Entries provided:
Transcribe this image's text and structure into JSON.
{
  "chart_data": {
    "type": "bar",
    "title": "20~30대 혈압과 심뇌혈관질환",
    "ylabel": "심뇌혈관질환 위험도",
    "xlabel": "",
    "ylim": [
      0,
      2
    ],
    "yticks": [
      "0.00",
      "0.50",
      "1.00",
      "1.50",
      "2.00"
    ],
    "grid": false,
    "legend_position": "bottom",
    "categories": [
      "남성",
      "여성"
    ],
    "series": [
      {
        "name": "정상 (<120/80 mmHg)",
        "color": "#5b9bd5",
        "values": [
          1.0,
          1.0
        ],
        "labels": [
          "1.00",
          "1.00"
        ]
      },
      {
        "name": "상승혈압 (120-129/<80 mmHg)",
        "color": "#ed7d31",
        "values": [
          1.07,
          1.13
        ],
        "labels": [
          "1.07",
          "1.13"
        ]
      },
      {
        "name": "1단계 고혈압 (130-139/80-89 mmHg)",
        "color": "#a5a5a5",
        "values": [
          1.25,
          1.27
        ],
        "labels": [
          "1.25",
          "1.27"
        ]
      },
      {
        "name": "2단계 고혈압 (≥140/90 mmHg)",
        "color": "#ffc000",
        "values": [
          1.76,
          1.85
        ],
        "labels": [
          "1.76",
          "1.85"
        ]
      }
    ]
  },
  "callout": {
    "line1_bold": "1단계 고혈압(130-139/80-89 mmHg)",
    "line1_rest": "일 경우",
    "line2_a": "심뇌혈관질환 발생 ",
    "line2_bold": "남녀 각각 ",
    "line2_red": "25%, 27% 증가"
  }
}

Task: Repeat all the entries word for word.

Exercise output:
Transcribe this image's text and structure into JSON.
{
  "chart_data": {
    "type": "bar",
    "title": "20~30대 혈압과 심뇌혈관질환",
    "ylabel": "심뇌혈관질환 위험도",
    "xlabel": "",
    "ylim": [
      0,
      2
    ],
    "yticks": [
      "0.00",
      "0.50",
      "1.00",
      "1.50",
      "2.00"
    ],
    "grid": false,
    "legend_position": "bottom",
    "categories": [
      "남성",
      "여성"
    ],
    "series": [
      {
        "name": "정상 (<120/80 mmHg)",
        "color": "#5b9bd5",
        "values": [
          1.0,
          1.0
        ],
        "labels": [
          "1.00",
          "1.00"
        ]
      },
      {
        "name": "상승혈압 (120-129/<80 mmHg)",
        "color": "#ed7d31",
        "values": [
          1.07,
          1.13
        ],
        "labels": [
          "1.07",
          "1.13"
        ]
      },
      {
        "name": "1단계 고혈압 (130-139/80-89 mmHg)",
        "color": "#a5a5a5",
        "values": [
          1.25,
          1.27
        ],
        "labels": [
          "1.25",
          "1.27"
        ]
      },
      {
        "name": "2단계 고혈압 (≥140/90 mmHg)",
        "color": "#ffc000",
        "values": [
          1.76,
          1.85
        ],
        "labels": [
          "1.76",
          "1.85"
        ]
      }
    ]
  },
  "callout": {
    "line1_bold": "1단계 고혈압(130-139/80-89 mmHg)",
    "line1_rest": "일 경우",
    "line2_a": "심뇌혈관질환 발생 ",
    "line2_bold": "남녀 각각 ",
    "line2_red": "25%, 27% 증가"
  }
}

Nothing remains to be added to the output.